_Stated task_
Pick out each line with the word "kind" from the material that follows.

________________________

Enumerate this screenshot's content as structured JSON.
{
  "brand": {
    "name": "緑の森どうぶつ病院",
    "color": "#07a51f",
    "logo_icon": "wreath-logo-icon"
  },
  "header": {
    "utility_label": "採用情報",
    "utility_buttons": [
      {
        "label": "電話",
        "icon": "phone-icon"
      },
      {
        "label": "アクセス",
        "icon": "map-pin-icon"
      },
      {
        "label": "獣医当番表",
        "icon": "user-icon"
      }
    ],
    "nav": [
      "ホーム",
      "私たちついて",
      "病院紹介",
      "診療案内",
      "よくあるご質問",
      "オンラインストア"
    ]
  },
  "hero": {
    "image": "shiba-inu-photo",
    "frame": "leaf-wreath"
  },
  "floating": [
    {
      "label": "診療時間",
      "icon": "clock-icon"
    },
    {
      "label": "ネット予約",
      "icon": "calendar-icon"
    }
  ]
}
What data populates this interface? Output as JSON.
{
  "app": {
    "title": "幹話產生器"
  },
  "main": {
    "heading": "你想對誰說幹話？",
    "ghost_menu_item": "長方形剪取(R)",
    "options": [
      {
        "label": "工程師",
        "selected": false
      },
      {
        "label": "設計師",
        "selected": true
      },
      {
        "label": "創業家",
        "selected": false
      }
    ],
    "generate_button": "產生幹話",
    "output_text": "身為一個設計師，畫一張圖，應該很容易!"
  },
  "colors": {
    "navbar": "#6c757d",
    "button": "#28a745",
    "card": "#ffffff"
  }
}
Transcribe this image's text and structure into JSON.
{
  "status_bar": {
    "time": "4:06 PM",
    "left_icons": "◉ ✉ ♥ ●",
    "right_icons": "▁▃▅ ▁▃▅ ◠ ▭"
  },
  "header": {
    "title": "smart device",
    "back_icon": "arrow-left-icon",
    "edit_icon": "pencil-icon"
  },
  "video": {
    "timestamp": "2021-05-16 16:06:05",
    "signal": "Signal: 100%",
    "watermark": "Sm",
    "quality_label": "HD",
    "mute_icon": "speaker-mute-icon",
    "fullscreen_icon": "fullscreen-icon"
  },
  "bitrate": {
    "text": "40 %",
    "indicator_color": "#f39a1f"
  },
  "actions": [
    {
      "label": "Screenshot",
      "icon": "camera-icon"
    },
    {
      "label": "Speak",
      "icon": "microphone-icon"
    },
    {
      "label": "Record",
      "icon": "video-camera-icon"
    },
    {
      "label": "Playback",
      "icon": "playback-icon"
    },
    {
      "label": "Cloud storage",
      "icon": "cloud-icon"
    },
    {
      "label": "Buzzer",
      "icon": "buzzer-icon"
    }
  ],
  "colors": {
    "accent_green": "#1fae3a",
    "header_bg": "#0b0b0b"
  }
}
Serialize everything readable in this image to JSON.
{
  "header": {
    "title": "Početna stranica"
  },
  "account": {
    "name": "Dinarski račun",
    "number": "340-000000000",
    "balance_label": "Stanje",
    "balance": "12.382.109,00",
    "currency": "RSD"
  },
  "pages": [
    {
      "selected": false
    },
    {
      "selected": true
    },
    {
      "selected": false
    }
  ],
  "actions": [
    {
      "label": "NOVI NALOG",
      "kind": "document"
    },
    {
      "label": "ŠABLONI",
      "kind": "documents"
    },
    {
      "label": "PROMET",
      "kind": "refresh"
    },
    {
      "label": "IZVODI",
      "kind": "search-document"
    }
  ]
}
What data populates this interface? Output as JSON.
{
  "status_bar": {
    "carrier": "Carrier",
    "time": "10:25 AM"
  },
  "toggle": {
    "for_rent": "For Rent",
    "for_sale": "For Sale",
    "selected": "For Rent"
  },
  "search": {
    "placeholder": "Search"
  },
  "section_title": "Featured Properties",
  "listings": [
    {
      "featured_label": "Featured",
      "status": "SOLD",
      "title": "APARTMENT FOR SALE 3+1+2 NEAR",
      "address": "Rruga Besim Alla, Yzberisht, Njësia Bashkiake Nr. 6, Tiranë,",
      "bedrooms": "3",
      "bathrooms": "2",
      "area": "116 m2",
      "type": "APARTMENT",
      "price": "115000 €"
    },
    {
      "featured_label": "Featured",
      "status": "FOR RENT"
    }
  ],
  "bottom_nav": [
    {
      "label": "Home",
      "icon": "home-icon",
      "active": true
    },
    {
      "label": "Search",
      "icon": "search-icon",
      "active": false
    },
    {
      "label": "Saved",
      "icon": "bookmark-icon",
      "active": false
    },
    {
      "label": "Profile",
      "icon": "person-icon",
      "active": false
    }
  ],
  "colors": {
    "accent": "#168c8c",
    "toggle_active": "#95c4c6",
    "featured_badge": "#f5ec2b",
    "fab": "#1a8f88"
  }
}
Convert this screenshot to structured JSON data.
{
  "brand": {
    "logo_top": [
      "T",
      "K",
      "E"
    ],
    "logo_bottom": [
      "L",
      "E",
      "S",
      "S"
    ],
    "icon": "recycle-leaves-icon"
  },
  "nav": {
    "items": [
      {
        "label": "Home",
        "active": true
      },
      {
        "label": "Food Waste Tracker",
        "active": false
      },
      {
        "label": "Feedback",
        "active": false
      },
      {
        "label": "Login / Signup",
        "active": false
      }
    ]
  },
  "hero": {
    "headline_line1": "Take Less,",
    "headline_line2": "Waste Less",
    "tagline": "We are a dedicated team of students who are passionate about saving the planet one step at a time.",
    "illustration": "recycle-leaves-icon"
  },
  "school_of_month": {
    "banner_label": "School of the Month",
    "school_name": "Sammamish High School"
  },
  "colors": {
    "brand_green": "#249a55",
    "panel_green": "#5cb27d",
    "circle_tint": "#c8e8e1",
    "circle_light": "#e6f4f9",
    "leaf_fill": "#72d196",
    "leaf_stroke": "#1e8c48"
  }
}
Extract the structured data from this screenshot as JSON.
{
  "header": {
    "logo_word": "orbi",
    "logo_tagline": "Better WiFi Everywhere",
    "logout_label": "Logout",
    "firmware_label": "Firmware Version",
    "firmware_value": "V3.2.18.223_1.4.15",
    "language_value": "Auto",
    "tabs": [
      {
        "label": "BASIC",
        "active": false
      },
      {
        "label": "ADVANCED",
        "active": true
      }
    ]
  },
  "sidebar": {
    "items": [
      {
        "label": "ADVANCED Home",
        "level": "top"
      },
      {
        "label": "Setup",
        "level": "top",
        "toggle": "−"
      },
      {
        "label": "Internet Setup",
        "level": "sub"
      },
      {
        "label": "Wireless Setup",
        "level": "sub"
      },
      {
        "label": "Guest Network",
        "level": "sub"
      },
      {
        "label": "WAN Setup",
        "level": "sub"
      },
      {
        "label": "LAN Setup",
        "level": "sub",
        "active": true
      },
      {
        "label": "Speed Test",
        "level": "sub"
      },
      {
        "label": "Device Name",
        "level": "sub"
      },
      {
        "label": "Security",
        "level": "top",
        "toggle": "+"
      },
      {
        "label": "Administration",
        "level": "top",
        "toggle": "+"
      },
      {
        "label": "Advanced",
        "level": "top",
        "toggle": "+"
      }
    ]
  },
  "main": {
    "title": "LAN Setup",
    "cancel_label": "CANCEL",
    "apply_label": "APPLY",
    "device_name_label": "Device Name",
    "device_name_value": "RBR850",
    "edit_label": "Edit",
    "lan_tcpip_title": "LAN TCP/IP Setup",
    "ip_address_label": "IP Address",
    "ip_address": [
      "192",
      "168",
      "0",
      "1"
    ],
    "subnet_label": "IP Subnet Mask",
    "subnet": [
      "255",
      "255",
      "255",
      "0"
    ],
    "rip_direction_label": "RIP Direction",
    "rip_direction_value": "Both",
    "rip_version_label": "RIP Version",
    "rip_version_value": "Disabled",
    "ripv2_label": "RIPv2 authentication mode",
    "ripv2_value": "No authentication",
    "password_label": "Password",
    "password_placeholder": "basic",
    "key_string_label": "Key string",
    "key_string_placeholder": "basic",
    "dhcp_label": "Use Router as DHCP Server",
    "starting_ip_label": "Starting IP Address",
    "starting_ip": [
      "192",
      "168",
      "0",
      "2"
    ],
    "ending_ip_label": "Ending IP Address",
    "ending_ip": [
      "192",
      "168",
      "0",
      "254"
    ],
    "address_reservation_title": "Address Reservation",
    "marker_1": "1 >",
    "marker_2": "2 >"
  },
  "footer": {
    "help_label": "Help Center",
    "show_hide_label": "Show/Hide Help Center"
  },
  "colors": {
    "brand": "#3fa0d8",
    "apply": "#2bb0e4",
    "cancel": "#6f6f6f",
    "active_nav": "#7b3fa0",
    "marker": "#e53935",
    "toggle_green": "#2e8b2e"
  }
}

________________________

_Result of the task_
      "kind": "document"
      "kind": "documents"
      "kind": "refresh"
      "kind": "search-document"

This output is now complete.